--- START OF Provided entries ---

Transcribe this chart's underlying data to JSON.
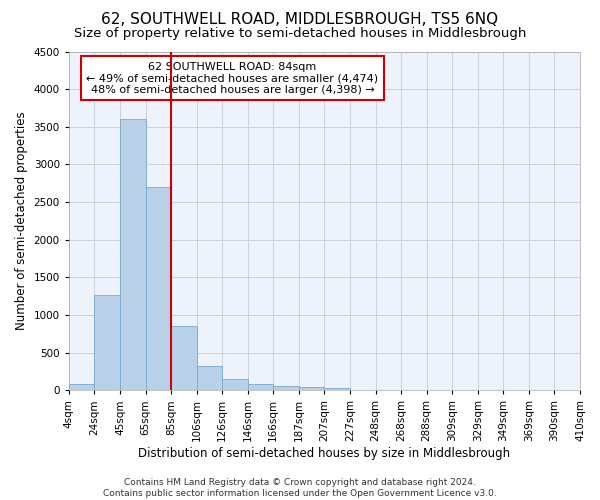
{
  "title": "62, SOUTHWELL ROAD, MIDDLESBROUGH, TS5 6NQ",
  "subtitle": "Size of property relative to semi-detached houses in Middlesbrough",
  "xlabel": "Distribution of semi-detached houses by size in Middlesbrough",
  "ylabel": "Number of semi-detached properties",
  "bar_color": "#b8d0e8",
  "bar_edge_color": "#7aaad0",
  "background_color": "#eef2fb",
  "grid_color": "#c8cfe0",
  "bin_labels": [
    "4sqm",
    "24sqm",
    "45sqm",
    "65sqm",
    "85sqm",
    "106sqm",
    "126sqm",
    "146sqm",
    "166sqm",
    "187sqm",
    "207sqm",
    "227sqm",
    "248sqm",
    "268sqm",
    "288sqm",
    "309sqm",
    "329sqm",
    "349sqm",
    "369sqm",
    "390sqm",
    "410sqm"
  ],
  "counts": [
    90,
    1260,
    3610,
    2700,
    850,
    320,
    155,
    80,
    60,
    50,
    30,
    0,
    0,
    0,
    0,
    0,
    0,
    0,
    0,
    0
  ],
  "ylim": [
    0,
    4500
  ],
  "yticks": [
    0,
    500,
    1000,
    1500,
    2000,
    2500,
    3000,
    3500,
    4000,
    4500
  ],
  "vline_x_index": 4,
  "annotation_title": "62 SOUTHWELL ROAD: 84sqm",
  "annotation_line1": "← 49% of semi-detached houses are smaller (4,474)",
  "annotation_line2": "48% of semi-detached houses are larger (4,398) →",
  "annotation_box_color": "#ffffff",
  "annotation_box_edge": "#cc0000",
  "vline_color": "#cc0000",
  "footer_line1": "Contains HM Land Registry data © Crown copyright and database right 2024.",
  "footer_line2": "Contains public sector information licensed under the Open Government Licence v3.0.",
  "title_fontsize": 11,
  "subtitle_fontsize": 9.5,
  "axis_label_fontsize": 8.5,
  "tick_fontsize": 7.5,
  "annotation_fontsize": 8,
  "footer_fontsize": 6.5
}
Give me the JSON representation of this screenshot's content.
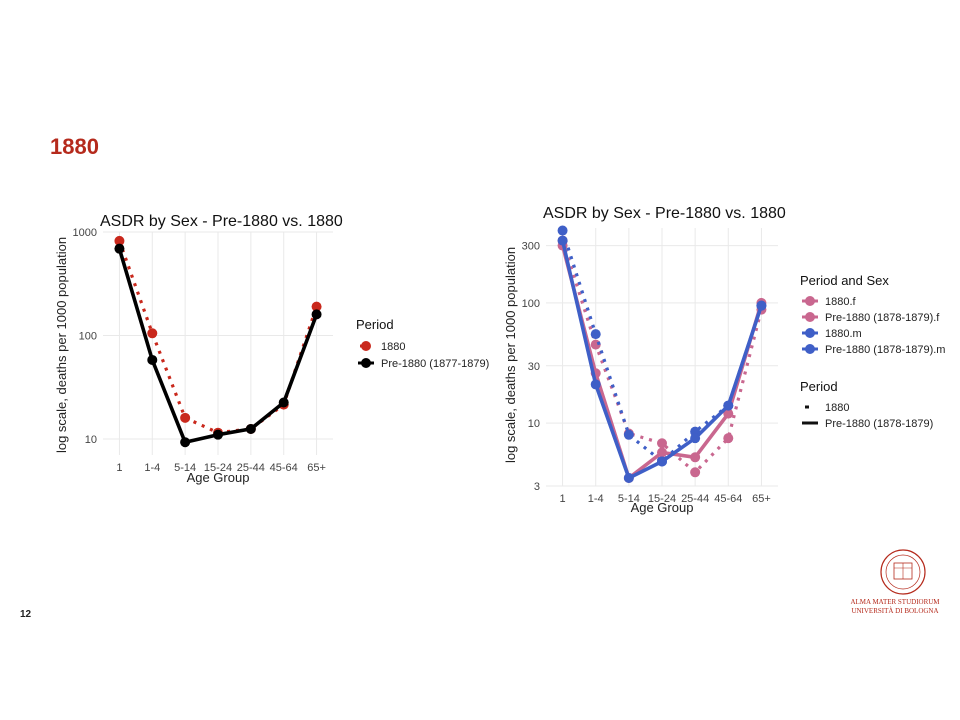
{
  "slide": {
    "title": "1880",
    "number": "12",
    "logo_lines": [
      "ALMA MATER STUDIORUM",
      "UNIVERSITÀ DI BOLOGNA"
    ],
    "accent_color": "#b52a1c"
  },
  "chart_data": [
    {
      "type": "line",
      "title": "ASDR by Sex - Pre-1880 vs. 1880",
      "xlabel": "Age Group",
      "ylabel": "log scale, deaths per 1000 population",
      "y_scale": "log",
      "ylim": [
        7,
        1000
      ],
      "yticks": [
        10,
        100,
        1000
      ],
      "categories": [
        "1",
        "1-4",
        "5-14",
        "15-24",
        "25-44",
        "45-64",
        "65+"
      ],
      "legend_title": "Period",
      "legend_position": "right",
      "grid": true,
      "series": [
        {
          "name": "1880",
          "color": "#c9281c",
          "line": "dotted",
          "values": [
            820,
            105,
            16,
            11.5,
            12.5,
            21.5,
            190
          ]
        },
        {
          "name": "Pre-1880 (1877-1879)",
          "color": "#000000",
          "line": "solid",
          "values": [
            690,
            58,
            9.3,
            11,
            12.5,
            22.5,
            160
          ]
        }
      ]
    },
    {
      "type": "line",
      "title": "ASDR by Sex - Pre-1880 vs. 1880",
      "xlabel": "Age Group",
      "ylabel": "log scale, deaths per 1000 population",
      "y_scale": "log",
      "ylim": [
        3,
        420
      ],
      "yticks": [
        3,
        10,
        30,
        100,
        300
      ],
      "categories": [
        "1",
        "1-4",
        "5-14",
        "15-24",
        "25-44",
        "45-64",
        "65+"
      ],
      "legend_position": "right",
      "grid": true,
      "legend_groups": [
        {
          "title": "Period and Sex",
          "items": [
            {
              "label": "1880.f",
              "color": "#c9678f"
            },
            {
              "label": "Pre-1880 (1878-1879).f",
              "color": "#c9678f"
            },
            {
              "label": "1880.m",
              "color": "#3f5fc7"
            },
            {
              "label": "Pre-1880 (1878-1879).m",
              "color": "#3f5fc7"
            }
          ]
        },
        {
          "title": "Period",
          "items": [
            {
              "label": "1880",
              "line": "dotted"
            },
            {
              "label": "Pre-1880 (1878-1879)",
              "line": "solid"
            }
          ]
        }
      ],
      "series": [
        {
          "name": "1880.f",
          "color": "#c9678f",
          "line": "dotted",
          "values": [
            330,
            45,
            8.2,
            6.8,
            3.9,
            7.5,
            88
          ]
        },
        {
          "name": "Pre-1880 (1878-1879).f",
          "color": "#c9678f",
          "line": "solid",
          "values": [
            300,
            26,
            3.5,
            5.7,
            5.2,
            12,
            100
          ]
        },
        {
          "name": "1880.m",
          "color": "#3f5fc7",
          "line": "dotted",
          "values": [
            400,
            55,
            8,
            4.8,
            8.5,
            14,
            95
          ]
        },
        {
          "name": "Pre-1880 (1878-1879).m",
          "color": "#3f5fc7",
          "line": "solid",
          "values": [
            330,
            21,
            3.5,
            4.8,
            7.5,
            14,
            95
          ]
        }
      ]
    }
  ]
}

--- END OF Provided entries ---

• What needs to be done
Locate the string "semi" in the listing above and copy every line where it occurs.

• Answer to this exercise
  "subtitle": "Size of property relative to semi-detached houses in Middlesbrough",
  "xlabel": "Distribution of semi-detached houses by size in Middlesbrough",
  "ylabel": "Number of semi-detached properties",
  "annotation_line1": "← 49% of semi-detached houses are smaller (4,474)",
  "annotation_line2": "48% of semi-detached houses are larger (4,398) →",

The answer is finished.